__Exercise description__.
Determine how many lines in these records hold "name". Only the number is wanted.
==*==
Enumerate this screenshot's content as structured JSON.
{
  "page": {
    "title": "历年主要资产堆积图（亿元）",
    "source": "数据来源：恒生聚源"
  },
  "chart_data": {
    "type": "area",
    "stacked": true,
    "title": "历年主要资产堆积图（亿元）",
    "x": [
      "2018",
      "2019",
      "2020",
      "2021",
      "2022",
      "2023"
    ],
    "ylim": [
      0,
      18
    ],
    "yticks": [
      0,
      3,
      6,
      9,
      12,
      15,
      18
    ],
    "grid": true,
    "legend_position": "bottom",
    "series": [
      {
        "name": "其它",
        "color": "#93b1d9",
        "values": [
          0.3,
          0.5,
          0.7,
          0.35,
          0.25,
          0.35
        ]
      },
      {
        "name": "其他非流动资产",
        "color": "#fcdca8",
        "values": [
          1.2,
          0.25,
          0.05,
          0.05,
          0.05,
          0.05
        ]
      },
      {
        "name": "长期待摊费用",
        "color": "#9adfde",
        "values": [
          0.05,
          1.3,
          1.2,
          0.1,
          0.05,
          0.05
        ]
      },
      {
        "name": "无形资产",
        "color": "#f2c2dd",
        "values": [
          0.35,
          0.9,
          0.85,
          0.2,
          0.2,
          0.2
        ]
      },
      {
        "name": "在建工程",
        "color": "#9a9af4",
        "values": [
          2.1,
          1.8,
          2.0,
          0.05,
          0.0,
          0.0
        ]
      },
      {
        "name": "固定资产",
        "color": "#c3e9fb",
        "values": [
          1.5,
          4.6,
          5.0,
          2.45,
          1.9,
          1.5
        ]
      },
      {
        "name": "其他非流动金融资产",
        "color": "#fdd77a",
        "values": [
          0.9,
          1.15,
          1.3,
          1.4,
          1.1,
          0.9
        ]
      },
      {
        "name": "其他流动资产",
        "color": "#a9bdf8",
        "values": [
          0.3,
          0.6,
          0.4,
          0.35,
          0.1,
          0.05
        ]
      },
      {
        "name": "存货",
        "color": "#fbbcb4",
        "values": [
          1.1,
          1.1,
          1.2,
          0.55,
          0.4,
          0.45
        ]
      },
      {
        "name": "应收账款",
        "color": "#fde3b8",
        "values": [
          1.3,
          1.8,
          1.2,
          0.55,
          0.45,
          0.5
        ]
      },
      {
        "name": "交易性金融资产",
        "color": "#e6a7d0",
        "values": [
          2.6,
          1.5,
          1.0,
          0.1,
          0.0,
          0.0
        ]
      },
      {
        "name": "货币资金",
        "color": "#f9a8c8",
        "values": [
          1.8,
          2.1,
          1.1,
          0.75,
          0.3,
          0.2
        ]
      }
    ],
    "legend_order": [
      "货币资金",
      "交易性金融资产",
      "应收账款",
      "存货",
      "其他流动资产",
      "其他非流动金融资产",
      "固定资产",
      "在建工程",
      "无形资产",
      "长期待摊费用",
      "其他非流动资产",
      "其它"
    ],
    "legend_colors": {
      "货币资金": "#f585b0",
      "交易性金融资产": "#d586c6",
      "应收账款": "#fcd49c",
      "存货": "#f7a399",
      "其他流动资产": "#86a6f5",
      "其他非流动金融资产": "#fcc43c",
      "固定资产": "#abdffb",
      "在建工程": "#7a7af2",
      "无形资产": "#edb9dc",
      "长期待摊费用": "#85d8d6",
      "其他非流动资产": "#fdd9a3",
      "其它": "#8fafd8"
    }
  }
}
==*==
__Response to this task__.
12